Tarefa proposta A => Reescreva a listagem do começo até a linha com "help-button[interactable]: ? <box>951", incluindo essa linha, trocando "close-button" por "exit-button" e deixando todo o resto igual.

3-Os prejuízos da quebra da ordem

        Chronos, Titã que era o pai de Zeus e Senhor do Tempo na mitologia Grega, deu origem a palavras "cronologia". Para a vida diária, nas filas que enfrentamos para as diversas demandas, hoje recheadas de máquinas emissoras de senhas, essa cronologia é uma garantia de isonomia e de justiça, sendo mitigada apenas quando é o caso de idosos, gestantes e pessoas com necessidades especiais, com base nesses mesmos princípios.

        A isonomia também é um princípio espelhado na Lei nº 8.666/93 e, no caso do pagamento de títulos de crédito, ela se faz presente em duas situações, que segundo a doutrina majoritária, se harmonizam dentro da mesma Norma, conforme trecho a seguir:

        Art. 5º  Todos os valores, preços e custos utilizados nas licitações terão como expressão monetária a moeda corrente nacional, ressalvado o disposto no art. 42 desta Lei, devendo cada unidade da Administração, no pagamento das obrigações relativas ao fornecimento de bens, locações, realização de obras e prestação de serviços, obedecer, para cada fonte diferenciada de recursos, a estrita ordem cronológica das datas de suas exigibilidades, salvo quando presentes relevantes razões de interesse público e mediante prévia justificativa da autoridade competente, devidamente publicada.

[Trecho do conjunto de dados]
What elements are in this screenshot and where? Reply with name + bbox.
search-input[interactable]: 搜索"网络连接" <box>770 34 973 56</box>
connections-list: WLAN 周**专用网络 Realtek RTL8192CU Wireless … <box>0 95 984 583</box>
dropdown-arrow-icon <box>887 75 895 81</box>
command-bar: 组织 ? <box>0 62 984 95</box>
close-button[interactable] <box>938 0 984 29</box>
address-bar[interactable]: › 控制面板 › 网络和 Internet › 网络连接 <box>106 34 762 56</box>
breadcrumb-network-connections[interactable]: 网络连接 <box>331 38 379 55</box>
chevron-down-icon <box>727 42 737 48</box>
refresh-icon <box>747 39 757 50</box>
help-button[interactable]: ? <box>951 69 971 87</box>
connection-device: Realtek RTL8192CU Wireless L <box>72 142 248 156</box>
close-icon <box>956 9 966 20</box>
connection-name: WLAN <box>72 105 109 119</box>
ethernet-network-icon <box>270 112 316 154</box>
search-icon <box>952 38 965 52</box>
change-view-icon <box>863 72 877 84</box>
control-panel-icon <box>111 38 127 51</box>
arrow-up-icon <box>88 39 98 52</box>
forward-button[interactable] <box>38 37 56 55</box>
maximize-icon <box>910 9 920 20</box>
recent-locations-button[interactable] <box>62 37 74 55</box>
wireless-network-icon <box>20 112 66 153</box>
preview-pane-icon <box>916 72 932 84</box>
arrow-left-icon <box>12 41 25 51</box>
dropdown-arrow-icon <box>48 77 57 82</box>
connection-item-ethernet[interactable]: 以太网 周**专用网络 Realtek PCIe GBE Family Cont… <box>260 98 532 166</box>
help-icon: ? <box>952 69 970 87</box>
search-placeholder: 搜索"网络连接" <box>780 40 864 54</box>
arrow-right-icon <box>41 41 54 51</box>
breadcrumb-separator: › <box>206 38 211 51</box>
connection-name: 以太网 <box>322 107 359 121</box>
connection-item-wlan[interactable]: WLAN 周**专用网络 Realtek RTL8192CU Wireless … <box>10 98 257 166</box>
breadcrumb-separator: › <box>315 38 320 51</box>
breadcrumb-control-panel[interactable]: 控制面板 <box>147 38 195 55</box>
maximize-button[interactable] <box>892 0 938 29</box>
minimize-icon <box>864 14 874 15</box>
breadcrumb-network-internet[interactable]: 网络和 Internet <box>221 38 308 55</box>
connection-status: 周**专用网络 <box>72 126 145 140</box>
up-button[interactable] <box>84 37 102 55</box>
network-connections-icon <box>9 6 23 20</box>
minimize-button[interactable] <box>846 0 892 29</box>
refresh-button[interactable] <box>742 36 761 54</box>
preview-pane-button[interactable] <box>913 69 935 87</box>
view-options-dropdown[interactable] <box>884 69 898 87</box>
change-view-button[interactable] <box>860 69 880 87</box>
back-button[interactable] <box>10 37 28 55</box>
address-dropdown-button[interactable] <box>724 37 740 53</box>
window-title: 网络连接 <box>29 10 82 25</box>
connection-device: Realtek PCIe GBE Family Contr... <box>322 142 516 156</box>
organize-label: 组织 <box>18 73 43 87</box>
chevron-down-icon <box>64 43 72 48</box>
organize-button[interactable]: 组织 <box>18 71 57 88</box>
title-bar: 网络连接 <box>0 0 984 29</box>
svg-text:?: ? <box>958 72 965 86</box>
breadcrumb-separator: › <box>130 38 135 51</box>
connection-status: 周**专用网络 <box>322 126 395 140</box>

Tarefa proposta B => Cite por inteiro o trecho sobre os prejuízos da quebra da ordem, sem mudar nada.

Resposta correta A =>
What elements are in this screenshot and where? Reply with name + bbox.
search-input[interactable]: 搜索"网络连接" <box>770 34 973 56</box>
connections-list: WLAN 周**专用网络 Realtek RTL8192CU Wireless … <box>0 95 984 583</box>
dropdown-arrow-icon <box>887 75 895 81</box>
command-bar: 组织 ? <box>0 62 984 95</box>
exit-button[interactable] <box>938 0 984 29</box>
address-bar[interactable]: › 控制面板 › 网络和 Internet › 网络连接 <box>106 34 762 56</box>
breadcrumb-network-connections[interactable]: 网络连接 <box>331 38 379 55</box>
chevron-down-icon <box>727 42 737 48</box>
refresh-icon <box>747 39 757 50</box>
help-button[interactable]: ? <box>951 69 971 87</box>

Resposta correta B =>
3-Os prejuízos da quebra da ordem

        Chronos, Titã que era o pai de Zeus e Senhor do Tempo na mitologia Grega, deu origem a palavras "cronologia". Para a vida diária, nas filas que enfrentamos para as diversas demandas, hoje recheadas de máquinas emissoras de senhas, essa cronologia é uma garantia de isonomia e de justiça, sendo mitigada apenas quando é o caso de idosos, gestantes e pessoas com necessidades especiais, com base nesses mesmos princípios.

        A isonomia também é um princípio espelhado na Lei nº 8.666/93 e, no caso do pagamento de títulos de crédito, ela se faz presente em duas situações, que segundo a doutrina majoritária, se harmonizam dentro da mesma Norma, conforme trecho a seguir:

        Art. 5º  Todos os valores, preços e custos utilizados nas licitações terão como expressão monetária a moeda corrente nacional, ressalvado o disposto no art. 42 desta Lei, devendo cada unidade da Administração, no pagamento das obrigações relativas ao fornecimento de bens, locações, realização de obras e prestação de serviços, obedecer, para cada fonte diferenciada de recursos, a estrita ordem cronológica das datas de suas exigibilidades, salvo quando presentes relevantes razões de interesse público e mediante prévia justificativa da autoridade competente, devidamente publicada.